→ DIRECTION:
Retype each record below word for word. Leave the pictures out.

→ DATA TO PROCESS:
▽

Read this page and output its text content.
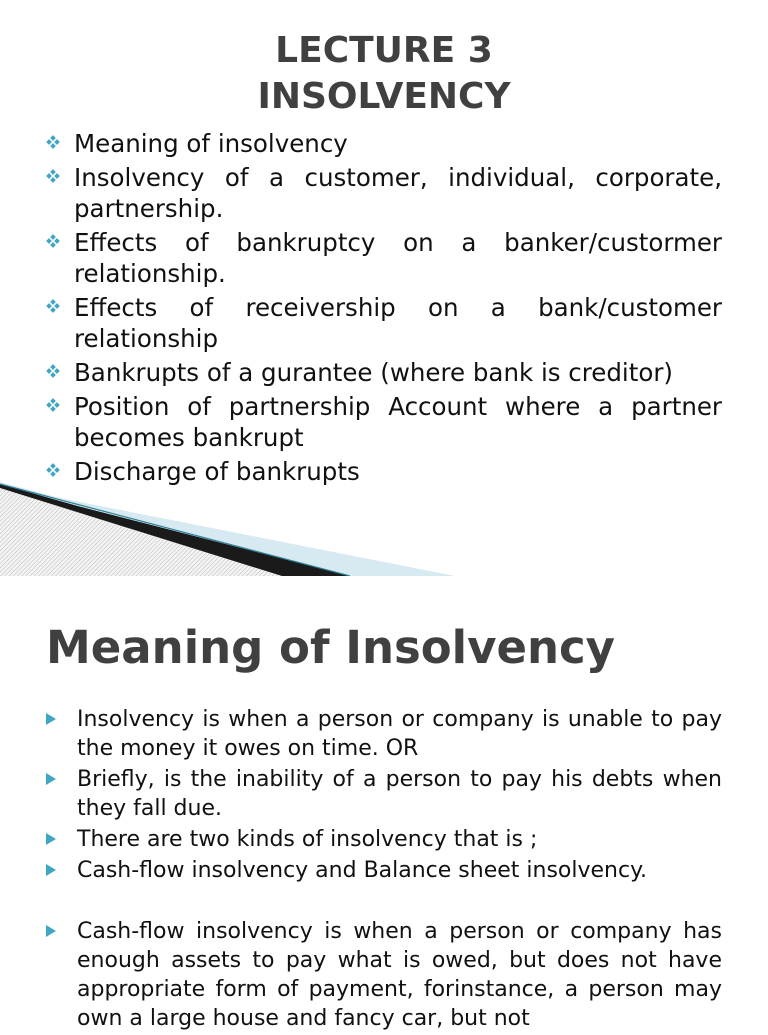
LECTURE 3
INSOLVENCY
Meaning of insolvency
Insolvency of a customer, individual, corporate, partnership.
Effects of bankruptcy on a banker/custormer relationship.
Effects of receivership on a bank/customer relationship
Bankrupts of a gurantee (where bank is creditor)
Position of partnership Account where a partner becomes bankrupt
Discharge of bankrupts
Meaning of Insolvency
Insolvency is when a person or company is unable to pay the money it owes on time. OR
Briefly, is the inability of a person to pay his debts when they fall due.
There are two kinds of insolvency that is ;
Cash-flow insolvency and Balance sheet insolvency.
Cash-flow insolvency is when a person or company has enough assets to pay what is owed, but does not have appropriate form of payment, forinstance, a person may own a large house and fancy car, but not
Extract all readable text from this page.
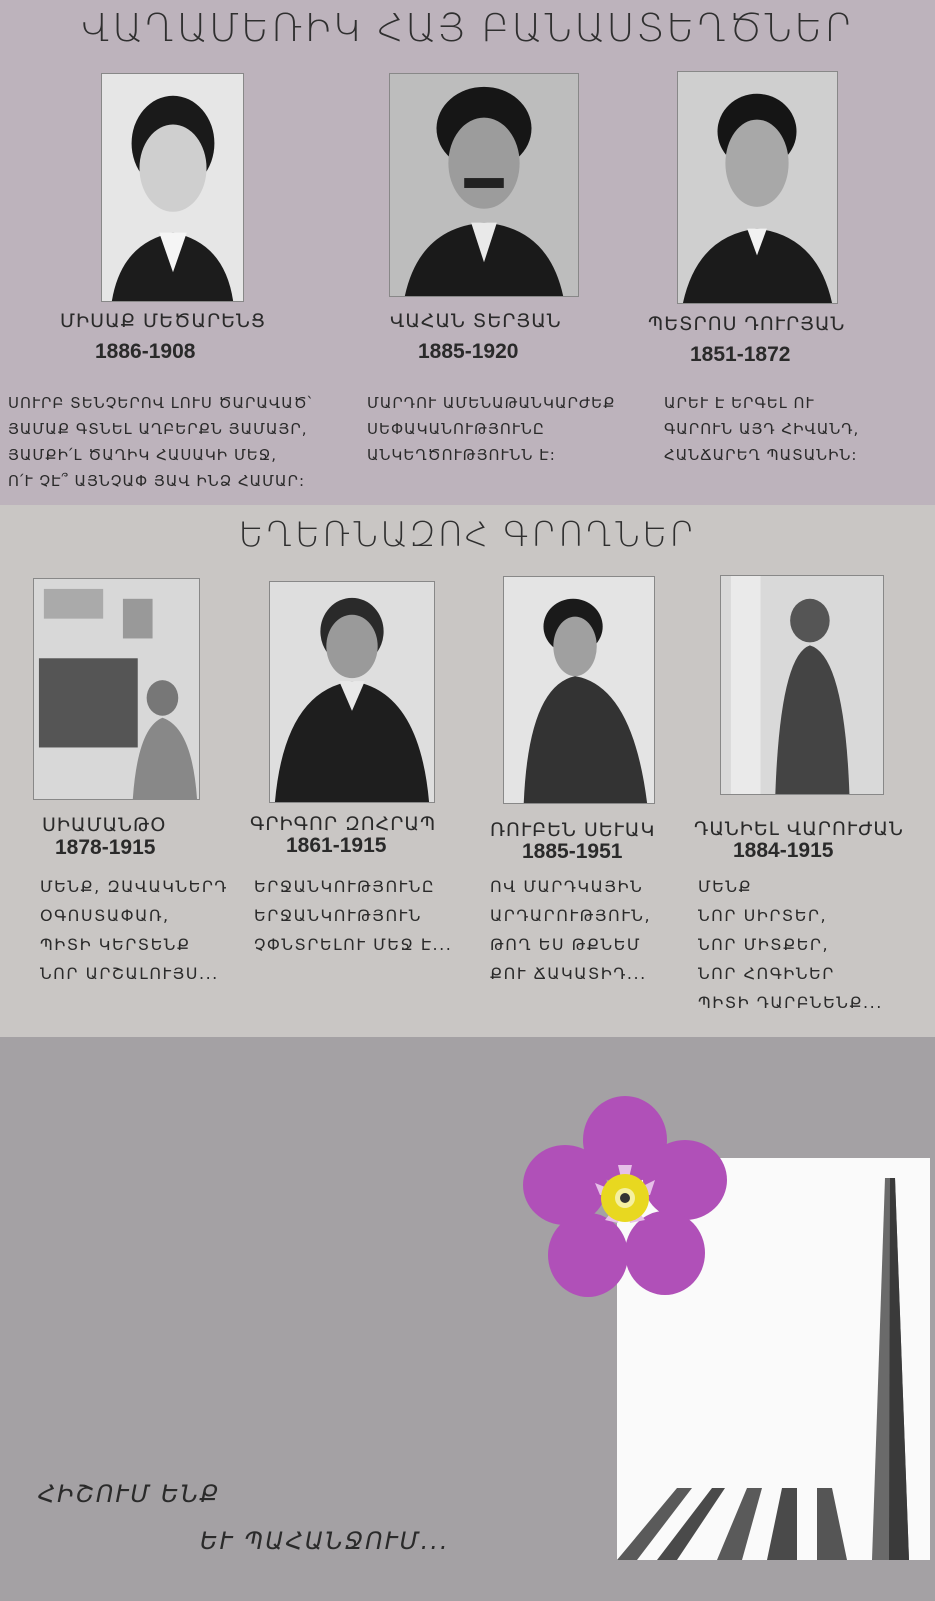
ՎԱՂԱՄԵՌԻԿ ՀԱՅ ԲԱՆԱՍՏԵՂԾՆԵՐ
ՄԻՍԱՔ ՄԵԾԱՐԵՆՑ
1886-1908
ՎԱՀԱՆ ՏԵՐՅԱՆ
1885-1920
ՊԵՏՐՈՍ ԴՈՒՐՅԱՆ
1851-1872
ՍՈՒՐԲ ՏԵՆՉԵՐՈՎ ԼՈՒՍ ԾԱՐԱՎԱԾ՝
ՅԱՄԱՔ ԳՏՆԵԼ ԱՂԲԵՐՔՆ ՅԱՄԱՅՐ,
ՅԱՄՔԻ՛Լ ԾԱՂԻԿ ՀԱՍԱԿԻ ՄԵՋ,
Ո՛Ւ ՉԷ՞ ԱՅՆՉԱՓ ՅԱՎ ԻՆՁ ՀԱՄԱՐ:
ՄԱՐԴՈՒ ԱՄԵՆԱԹԱՆԿԱՐԺԵՔ
ՍԵՓԱԿԱՆՈՒԹՅՈՒՆԸ
ԱՆԿԵՂԾՈՒԹՅՈՒՆՆ Է:
ԱՐԵՒ Է ԵՐԳԵԼ ՈՒ
ԳԱՐՈՒՆ ԱՅԴ ՀԻՎԱՆԴ,
ՀԱՆՃԱՐԵՂ ՊԱՏԱՆԻՆ:
ԵՂԵՌՆԱԶՈՀ ԳՐՈՂՆԵՐ
ՍԻԱՄԱՆԹՕ
1878-1915
ԳՐԻԳՈՐ ԶՈՀՐԱՊ
1861-1915
ՌՈՒԲԵՆ ՍԵՒԱԿ
1885-1951
ԴԱՆԻԵԼ ՎԱՐՈՒԺԱՆ
1884-1915
ՄԵՆՔ, ԶԱՎԱԿՆԵՐԴ
ՕԳՈՍՏԱՓԱՌ,
ՊԻՏԻ ԿԵՐՏԵՆՔ
ՆՈՐ ԱՐՇԱԼՈՒՅՍ...
ԵՐՋԱՆԿՈՒԹՅՈՒՆԸ
ԵՐՋԱՆԿՈՒԹՅՈՒՆ
ՉՓՆՏՐԵԼՈՒ ՄԵՋ Է...
ՈՎ ՄԱՐԴԿԱՅԻՆ
ԱՐԴԱՐՈՒԹՅՈՒՆ,
ԹՈՂ ԵՍ ԹՔՆԵՄ
ՔՈՒ ՃԱԿԱՏԻԴ...
ՄԵՆՔ
ՆՈՐ ՍԻՐՏԵՐ,
ՆՈՐ ՄԻՏՔԵՐ,
ՆՈՐ ՀՈԳԻՆԵՐ
ՊԻՏԻ ԴԱՐԲՆԵՆՔ...
ՀԻՇՈՒՄ ԵՆՔ
ԵՒ ՊԱՀԱՆՋՈՒՄ...
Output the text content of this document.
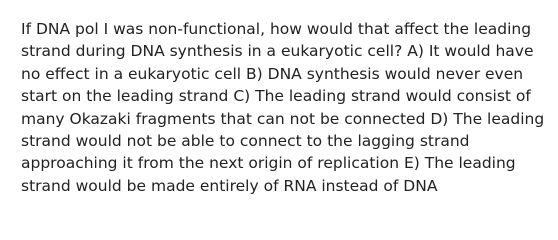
If DNA pol I was non-functional, how would that affect the leading strand during DNA synthesis in a eukaryotic cell? A) It would have no effect in a eukaryotic cell B) DNA synthesis would never even start on the leading strand C) The leading strand would consist of many Okazaki fragments that can not be connected D) The leading strand would not be able to connect to the lagging strand approaching it from the next origin of replication E) The leading strand would be made entirely of RNA instead of DNA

△

→ COMPLETE ANSWER:
Read this page and output its text content.
LECTURE 3
INSOLVENCY
Meaning of insolvency
Insolvency of a customer, individual, corporate, partnership.
Effects of bankruptcy on a banker/custormer relationship.
Effects of receivership on a bank/customer relationship
Bankrupts of a gurantee (where bank is creditor)
Position of partnership Account where a partner becomes bankrupt
Discharge of bankrupts
Meaning of Insolvency
Insolvency is when a person or company is unable to pay the money it owes on time. OR
Briefly, is the inability of a person to pay his debts when they fall due.
There are two kinds of insolvency that is ;
Cash-flow insolvency and Balance sheet insolvency.
Cash-flow insolvency is when a person or company has enough assets to pay what is owed, but does not have appropriate form of payment, forinstance, a person may own a large house and fancy car, but not
Extract all readable text from this page.
ՎԱՂԱՄԵՌԻԿ ՀԱՅ ԲԱՆԱՍՏԵՂԾՆԵՐ
ՄԻՍԱՔ ՄԵԾԱՐԵՆՑ
1886-1908
ՎԱՀԱՆ ՏԵՐՅԱՆ
1885-1920
ՊԵՏՐՈՍ ԴՈՒՐՅԱՆ
1851-1872
ՍՈՒՐԲ ՏԵՆՉԵՐՈՎ ԼՈՒՍ ԾԱՐԱՎԱԾ՝
ՅԱՄԱՔ ԳՏՆԵԼ ԱՂԲԵՐՔՆ ՅԱՄԱՅՐ,
ՅԱՄՔԻ՛Լ ԾԱՂԻԿ ՀԱՍԱԿԻ ՄԵՋ,
Ո՛Ւ ՉԷ՞ ԱՅՆՉԱՓ ՅԱՎ ԻՆՁ ՀԱՄԱՐ:
ՄԱՐԴՈՒ ԱՄԵՆԱԹԱՆԿԱՐԺԵՔ
ՍԵՓԱԿԱՆՈՒԹՅՈՒՆԸ
ԱՆԿԵՂԾՈՒԹՅՈՒՆՆ Է:
ԱՐԵՒ Է ԵՐԳԵԼ ՈՒ
ԳԱՐՈՒՆ ԱՅԴ ՀԻՎԱՆԴ,
ՀԱՆՃԱՐԵՂ ՊԱՏԱՆԻՆ:
ԵՂԵՌՆԱԶՈՀ ԳՐՈՂՆԵՐ
ՍԻԱՄԱՆԹՕ
1878-1915
ԳՐԻԳՈՐ ԶՈՀՐԱՊ
1861-1915
ՌՈՒԲԵՆ ՍԵՒԱԿ
1885-1951
ԴԱՆԻԵԼ ՎԱՐՈՒԺԱՆ
1884-1915
ՄԵՆՔ, ԶԱՎԱԿՆԵՐԴ
ՕԳՈՍՏԱՓԱՌ,
ՊԻՏԻ ԿԵՐՏԵՆՔ
ՆՈՐ ԱՐՇԱԼՈՒՅՍ...
ԵՐՋԱՆԿՈՒԹՅՈՒՆԸ
ԵՐՋԱՆԿՈՒԹՅՈՒՆ
ՉՓՆՏՐԵԼՈՒ ՄԵՋ Է...
ՈՎ ՄԱՐԴԿԱՅԻՆ
ԱՐԴԱՐՈՒԹՅՈՒՆ,
ԹՈՂ ԵՍ ԹՔՆԵՄ
ՔՈՒ ՃԱԿԱՏԻԴ...
ՄԵՆՔ
ՆՈՐ ՍԻՐՏԵՐ,
ՆՈՐ ՄԻՏՔԵՐ,
ՆՈՐ ՀՈԳԻՆԵՐ
ՊԻՏԻ ԴԱՐԲՆԵՆՔ...
ՀԻՇՈՒՄ ԵՆՔ
ԵՒ ՊԱՀԱՆՋՈՒՄ...
Output the text content of this document.
If DNA pol I was non-functional, how would that affect the leading strand during DNA synthesis in a eukaryotic cell? A) It would have no effect in a eukaryotic cell B) DNA synthesis would never even start on the leading strand C) The leading strand would consist of many Okazaki fragments that can not be connected D) The leading strand would not be able to connect to the lagging strand approaching it from the next origin of replication E) The leading strand would be made entirely of RNA instead of DNA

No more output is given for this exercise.